» **Written task**:
Search the material for the string "into", then return every line where it is found.

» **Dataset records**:
━━━━━━━━

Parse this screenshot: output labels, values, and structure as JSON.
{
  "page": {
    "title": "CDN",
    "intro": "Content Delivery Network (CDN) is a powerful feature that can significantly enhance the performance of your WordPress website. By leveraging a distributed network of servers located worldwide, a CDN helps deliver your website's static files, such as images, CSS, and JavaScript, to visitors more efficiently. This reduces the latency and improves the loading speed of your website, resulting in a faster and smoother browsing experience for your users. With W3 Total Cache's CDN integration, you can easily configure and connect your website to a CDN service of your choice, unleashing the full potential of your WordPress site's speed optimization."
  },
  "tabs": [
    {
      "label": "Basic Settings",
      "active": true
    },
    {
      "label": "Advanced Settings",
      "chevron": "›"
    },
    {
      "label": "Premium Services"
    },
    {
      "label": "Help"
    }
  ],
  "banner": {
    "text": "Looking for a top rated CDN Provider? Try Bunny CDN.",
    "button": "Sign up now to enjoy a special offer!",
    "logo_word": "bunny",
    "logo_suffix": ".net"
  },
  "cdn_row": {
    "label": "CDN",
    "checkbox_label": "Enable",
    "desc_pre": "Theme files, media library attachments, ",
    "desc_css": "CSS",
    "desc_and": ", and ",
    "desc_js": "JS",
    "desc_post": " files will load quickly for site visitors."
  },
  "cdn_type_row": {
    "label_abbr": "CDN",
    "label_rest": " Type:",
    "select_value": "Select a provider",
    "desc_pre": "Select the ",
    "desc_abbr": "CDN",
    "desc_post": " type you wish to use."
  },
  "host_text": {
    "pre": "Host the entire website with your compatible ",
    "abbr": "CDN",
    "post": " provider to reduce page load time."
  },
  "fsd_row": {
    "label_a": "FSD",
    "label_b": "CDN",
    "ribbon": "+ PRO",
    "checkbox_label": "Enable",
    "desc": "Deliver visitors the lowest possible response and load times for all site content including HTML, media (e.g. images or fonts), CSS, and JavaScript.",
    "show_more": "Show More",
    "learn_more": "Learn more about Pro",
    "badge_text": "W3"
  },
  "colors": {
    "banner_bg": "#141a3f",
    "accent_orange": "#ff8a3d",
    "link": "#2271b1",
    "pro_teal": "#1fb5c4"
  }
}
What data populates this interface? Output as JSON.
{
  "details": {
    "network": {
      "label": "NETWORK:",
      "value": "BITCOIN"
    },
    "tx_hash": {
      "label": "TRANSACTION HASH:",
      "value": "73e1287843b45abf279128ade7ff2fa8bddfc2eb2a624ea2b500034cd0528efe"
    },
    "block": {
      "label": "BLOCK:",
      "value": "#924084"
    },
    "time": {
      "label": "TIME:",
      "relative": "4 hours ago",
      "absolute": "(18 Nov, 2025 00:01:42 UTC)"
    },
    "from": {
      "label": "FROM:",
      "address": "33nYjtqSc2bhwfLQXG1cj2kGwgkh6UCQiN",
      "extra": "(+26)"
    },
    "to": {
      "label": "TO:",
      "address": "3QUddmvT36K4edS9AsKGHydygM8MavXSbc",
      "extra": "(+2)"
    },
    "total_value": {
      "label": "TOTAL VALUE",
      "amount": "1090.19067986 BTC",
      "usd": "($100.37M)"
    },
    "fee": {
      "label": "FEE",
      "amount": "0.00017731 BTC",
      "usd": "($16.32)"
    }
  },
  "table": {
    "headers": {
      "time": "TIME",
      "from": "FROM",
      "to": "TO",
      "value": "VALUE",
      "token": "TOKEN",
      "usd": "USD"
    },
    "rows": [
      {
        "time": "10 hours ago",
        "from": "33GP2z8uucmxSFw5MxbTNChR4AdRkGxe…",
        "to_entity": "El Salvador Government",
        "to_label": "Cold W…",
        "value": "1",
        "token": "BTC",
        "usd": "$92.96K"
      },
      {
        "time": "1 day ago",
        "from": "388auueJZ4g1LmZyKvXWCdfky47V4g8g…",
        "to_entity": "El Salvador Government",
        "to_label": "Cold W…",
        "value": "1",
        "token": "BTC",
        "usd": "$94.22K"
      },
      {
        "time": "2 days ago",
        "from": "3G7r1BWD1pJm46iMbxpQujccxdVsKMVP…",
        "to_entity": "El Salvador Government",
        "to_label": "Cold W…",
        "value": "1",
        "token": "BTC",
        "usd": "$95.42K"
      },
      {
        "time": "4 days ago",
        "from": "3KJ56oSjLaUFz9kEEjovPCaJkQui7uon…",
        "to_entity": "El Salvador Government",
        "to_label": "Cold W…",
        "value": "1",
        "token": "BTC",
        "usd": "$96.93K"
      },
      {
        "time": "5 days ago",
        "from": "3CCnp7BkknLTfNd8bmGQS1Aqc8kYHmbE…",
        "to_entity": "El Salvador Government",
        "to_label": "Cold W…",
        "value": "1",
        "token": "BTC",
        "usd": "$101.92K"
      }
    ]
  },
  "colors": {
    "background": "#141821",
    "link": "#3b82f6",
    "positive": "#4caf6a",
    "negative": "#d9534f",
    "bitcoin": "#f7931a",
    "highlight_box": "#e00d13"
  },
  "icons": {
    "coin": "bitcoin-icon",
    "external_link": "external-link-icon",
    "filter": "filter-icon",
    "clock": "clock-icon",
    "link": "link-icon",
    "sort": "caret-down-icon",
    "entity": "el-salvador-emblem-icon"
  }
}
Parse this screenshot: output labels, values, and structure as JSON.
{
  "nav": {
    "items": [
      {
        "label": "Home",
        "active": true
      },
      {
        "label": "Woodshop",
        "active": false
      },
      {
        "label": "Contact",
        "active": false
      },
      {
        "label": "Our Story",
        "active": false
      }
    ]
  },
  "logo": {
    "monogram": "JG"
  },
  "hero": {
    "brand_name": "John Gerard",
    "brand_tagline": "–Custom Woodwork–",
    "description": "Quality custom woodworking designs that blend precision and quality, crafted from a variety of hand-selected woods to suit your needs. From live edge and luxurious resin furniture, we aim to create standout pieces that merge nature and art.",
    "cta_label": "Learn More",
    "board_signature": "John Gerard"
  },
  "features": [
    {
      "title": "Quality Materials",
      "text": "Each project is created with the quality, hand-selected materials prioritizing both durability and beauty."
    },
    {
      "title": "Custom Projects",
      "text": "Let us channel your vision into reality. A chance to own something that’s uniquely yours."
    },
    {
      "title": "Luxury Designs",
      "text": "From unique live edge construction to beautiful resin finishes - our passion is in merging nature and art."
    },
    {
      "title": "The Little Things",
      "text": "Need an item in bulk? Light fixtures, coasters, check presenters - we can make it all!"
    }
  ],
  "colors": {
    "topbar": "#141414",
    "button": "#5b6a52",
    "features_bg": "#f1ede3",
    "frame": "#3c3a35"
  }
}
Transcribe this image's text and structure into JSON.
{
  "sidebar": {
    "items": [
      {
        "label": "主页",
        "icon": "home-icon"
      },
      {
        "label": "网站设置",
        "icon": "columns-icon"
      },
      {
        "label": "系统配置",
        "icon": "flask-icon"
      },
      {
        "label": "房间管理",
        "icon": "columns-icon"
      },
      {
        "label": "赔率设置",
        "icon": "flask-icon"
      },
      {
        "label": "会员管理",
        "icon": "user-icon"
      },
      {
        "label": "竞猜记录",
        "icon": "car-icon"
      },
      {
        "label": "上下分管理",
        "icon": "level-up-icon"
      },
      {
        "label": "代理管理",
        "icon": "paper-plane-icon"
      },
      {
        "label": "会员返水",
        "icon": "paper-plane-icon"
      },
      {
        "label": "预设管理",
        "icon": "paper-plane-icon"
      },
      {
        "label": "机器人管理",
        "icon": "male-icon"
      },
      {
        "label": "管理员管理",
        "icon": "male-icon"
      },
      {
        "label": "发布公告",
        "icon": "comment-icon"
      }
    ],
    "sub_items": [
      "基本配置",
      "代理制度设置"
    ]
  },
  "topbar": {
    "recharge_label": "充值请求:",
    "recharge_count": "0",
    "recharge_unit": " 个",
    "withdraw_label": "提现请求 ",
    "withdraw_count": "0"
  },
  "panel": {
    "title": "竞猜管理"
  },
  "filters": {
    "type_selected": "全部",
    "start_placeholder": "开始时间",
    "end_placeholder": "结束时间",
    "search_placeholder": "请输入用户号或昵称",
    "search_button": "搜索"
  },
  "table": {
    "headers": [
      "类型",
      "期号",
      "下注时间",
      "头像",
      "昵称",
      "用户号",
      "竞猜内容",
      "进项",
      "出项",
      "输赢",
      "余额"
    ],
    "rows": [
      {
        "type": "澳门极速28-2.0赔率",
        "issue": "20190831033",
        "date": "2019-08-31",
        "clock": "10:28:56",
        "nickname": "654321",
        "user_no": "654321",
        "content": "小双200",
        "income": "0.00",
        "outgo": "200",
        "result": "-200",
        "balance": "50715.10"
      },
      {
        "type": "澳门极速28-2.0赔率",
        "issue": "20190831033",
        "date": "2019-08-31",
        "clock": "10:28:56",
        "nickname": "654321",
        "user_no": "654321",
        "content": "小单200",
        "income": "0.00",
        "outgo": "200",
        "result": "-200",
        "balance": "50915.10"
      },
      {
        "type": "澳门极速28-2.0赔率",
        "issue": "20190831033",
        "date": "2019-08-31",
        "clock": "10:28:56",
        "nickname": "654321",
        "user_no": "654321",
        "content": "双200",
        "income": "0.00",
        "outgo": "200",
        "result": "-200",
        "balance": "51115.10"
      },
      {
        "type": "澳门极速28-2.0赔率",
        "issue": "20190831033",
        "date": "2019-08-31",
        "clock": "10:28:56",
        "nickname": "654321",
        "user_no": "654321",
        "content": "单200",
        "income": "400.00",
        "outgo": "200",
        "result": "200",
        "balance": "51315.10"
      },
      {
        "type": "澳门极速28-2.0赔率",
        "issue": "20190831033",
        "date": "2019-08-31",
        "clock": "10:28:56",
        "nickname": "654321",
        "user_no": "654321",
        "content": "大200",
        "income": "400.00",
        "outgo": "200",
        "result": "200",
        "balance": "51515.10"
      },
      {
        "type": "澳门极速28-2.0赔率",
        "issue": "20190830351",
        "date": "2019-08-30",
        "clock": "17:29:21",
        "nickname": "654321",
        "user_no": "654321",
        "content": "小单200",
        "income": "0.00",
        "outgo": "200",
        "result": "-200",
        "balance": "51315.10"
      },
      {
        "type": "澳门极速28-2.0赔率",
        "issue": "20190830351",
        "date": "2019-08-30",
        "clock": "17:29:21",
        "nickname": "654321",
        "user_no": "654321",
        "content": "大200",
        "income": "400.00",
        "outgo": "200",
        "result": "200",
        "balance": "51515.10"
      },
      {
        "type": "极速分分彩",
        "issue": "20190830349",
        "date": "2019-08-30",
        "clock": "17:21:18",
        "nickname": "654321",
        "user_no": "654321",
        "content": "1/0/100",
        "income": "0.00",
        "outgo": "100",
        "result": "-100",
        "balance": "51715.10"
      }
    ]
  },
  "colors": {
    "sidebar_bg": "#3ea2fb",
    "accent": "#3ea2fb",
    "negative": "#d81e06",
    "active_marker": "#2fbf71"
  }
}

━━━━━━━━

» **Exercise response**:
      "text": "Let us channel your vision into reality. A chance to own something that’s uniquely yours."
Transcribe this image's text and structure into JSON.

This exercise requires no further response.